--- PROVIDED DATA ---

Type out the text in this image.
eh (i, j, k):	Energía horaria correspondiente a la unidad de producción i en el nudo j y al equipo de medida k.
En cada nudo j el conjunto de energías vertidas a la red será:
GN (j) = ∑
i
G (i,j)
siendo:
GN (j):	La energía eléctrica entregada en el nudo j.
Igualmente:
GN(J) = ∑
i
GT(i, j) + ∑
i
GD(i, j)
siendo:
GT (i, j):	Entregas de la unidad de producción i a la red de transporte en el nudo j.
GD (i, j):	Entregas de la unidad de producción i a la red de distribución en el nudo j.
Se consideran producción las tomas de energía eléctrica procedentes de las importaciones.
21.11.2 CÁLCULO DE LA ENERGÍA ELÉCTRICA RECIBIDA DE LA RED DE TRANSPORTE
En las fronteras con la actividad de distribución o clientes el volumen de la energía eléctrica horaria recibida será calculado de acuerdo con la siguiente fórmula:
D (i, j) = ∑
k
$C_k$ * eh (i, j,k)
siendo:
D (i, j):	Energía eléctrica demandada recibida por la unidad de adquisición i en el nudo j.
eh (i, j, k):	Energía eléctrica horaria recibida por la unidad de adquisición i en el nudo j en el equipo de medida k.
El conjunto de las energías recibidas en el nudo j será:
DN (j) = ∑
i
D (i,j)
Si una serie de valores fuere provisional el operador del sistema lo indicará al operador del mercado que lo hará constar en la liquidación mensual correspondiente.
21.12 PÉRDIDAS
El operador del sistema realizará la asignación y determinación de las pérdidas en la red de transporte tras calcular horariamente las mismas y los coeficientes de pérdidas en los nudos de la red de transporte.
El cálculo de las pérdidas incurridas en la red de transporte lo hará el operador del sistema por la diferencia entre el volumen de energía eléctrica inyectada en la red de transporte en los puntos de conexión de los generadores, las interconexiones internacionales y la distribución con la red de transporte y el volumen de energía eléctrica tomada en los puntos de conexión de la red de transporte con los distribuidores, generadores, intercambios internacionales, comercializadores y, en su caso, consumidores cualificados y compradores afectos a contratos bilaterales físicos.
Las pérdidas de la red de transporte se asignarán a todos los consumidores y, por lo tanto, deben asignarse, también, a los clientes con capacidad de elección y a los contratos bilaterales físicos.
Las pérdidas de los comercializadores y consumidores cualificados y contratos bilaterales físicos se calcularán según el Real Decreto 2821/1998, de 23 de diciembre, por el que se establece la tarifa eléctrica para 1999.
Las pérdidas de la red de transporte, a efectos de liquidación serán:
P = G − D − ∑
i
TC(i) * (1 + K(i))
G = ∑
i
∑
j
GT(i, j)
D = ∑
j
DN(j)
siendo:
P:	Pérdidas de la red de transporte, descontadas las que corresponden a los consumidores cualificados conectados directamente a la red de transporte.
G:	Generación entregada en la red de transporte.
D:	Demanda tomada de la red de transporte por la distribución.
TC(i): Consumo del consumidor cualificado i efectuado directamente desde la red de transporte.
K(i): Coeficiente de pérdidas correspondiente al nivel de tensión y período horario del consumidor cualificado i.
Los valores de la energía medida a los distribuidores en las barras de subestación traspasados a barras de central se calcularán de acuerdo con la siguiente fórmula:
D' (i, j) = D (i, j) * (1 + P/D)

---

**WORK TO BE COMPLETED**
Check the data for the word "clientes" and pull out the lines that have it.

**FULL SOLUTION**
En las fronteras con la actividad de distribución o clientes el volumen de la energía eléctrica horaria recibida será calculado de acuerdo con la siguiente fórmula:
Las pérdidas de la red de transporte se asignarán a todos los consumidores y, por lo tanto, deben asignarse, también, a los clientes con capacidad de elección y a los contratos bilaterales físicos.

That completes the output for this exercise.